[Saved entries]
-- Begin --

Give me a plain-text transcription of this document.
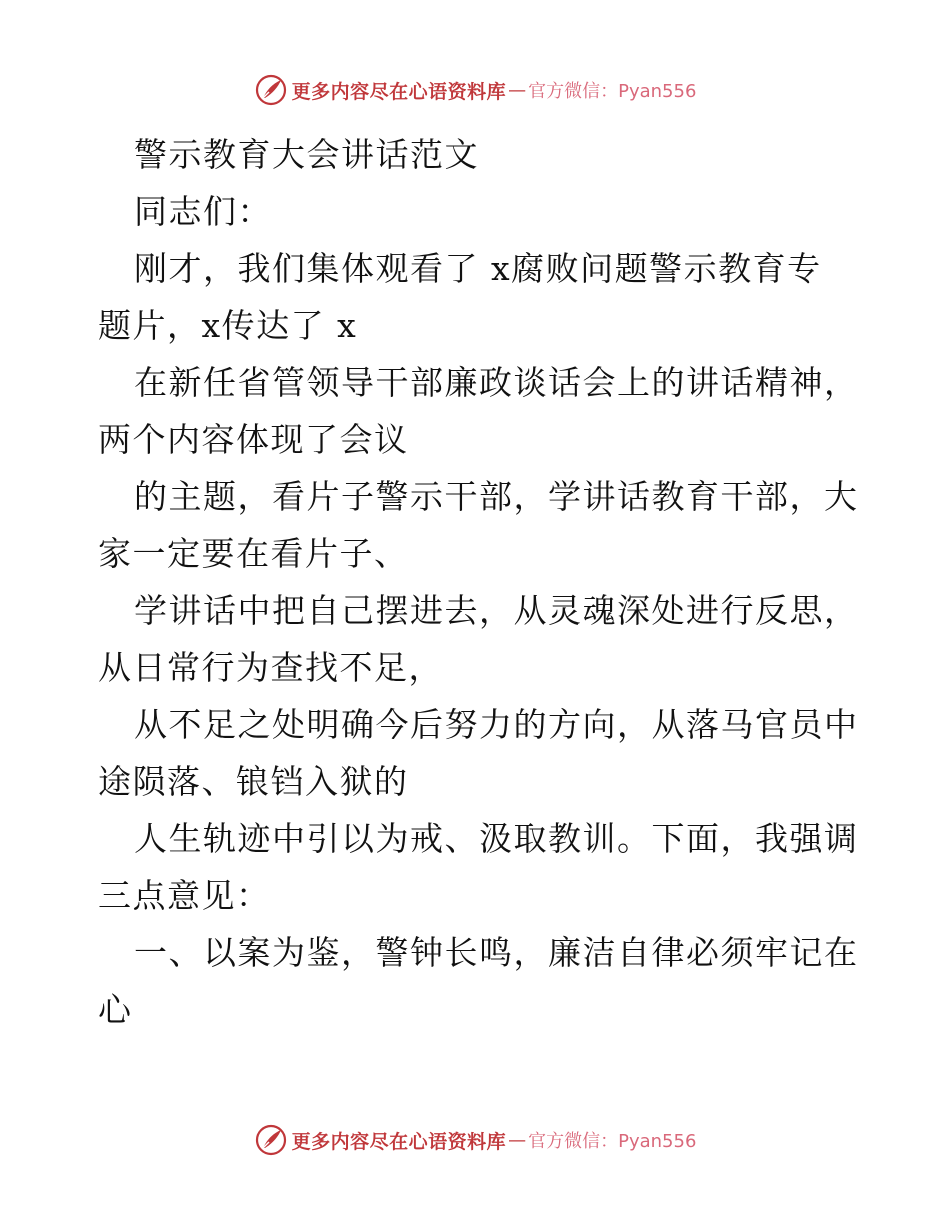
更多内容尽在心语资料库 — 官方微信：Pyan556
警示教育大会讲话范文
同志们：
刚才，我们集体观看了 x腐败问题警示教育专
题片，x传达了 x
在新任省管领导干部廉政谈话会上的讲话精神，
两个内容体现了会议
的主题，看片子警示干部，学讲话教育干部，大
家一定要在看片子、
学讲话中把自己摆进去，从灵魂深处进行反思，
从日常行为查找不足，
从不足之处明确今后努力的方向，从落马官员中
途陨落、锒铛入狱的
人生轨迹中引以为戒、汲取教训。下面，我强调
三点意见：
一、以案为鉴，警钟长鸣，廉洁自律必须牢记在
心
更多内容尽在心语资料库 — 官方微信：Pyan556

-- End --

Task objective –
Transcribe the entries above verbatim, omitting their pictures.

Correct result –
Give me a plain-text transcription of this document.
更多内容尽在心语资料库 — 官方微信：Pyan556
警示教育大会讲话范文
同志们：
刚才，我们集体观看了 x腐败问题警示教育专
题片，x传达了 x
在新任省管领导干部廉政谈话会上的讲话精神，
两个内容体现了会议
的主题，看片子警示干部，学讲话教育干部，大
家一定要在看片子、
学讲话中把自己摆进去，从灵魂深处进行反思，
从日常行为查找不足，
从不足之处明确今后努力的方向，从落马官员中
途陨落、锒铛入狱的
人生轨迹中引以为戒、汲取教训。下面，我强调
三点意见：
一、以案为鉴，警钟长鸣，廉洁自律必须牢记在
心
更多内容尽在心语资料库 — 官方微信：Pyan556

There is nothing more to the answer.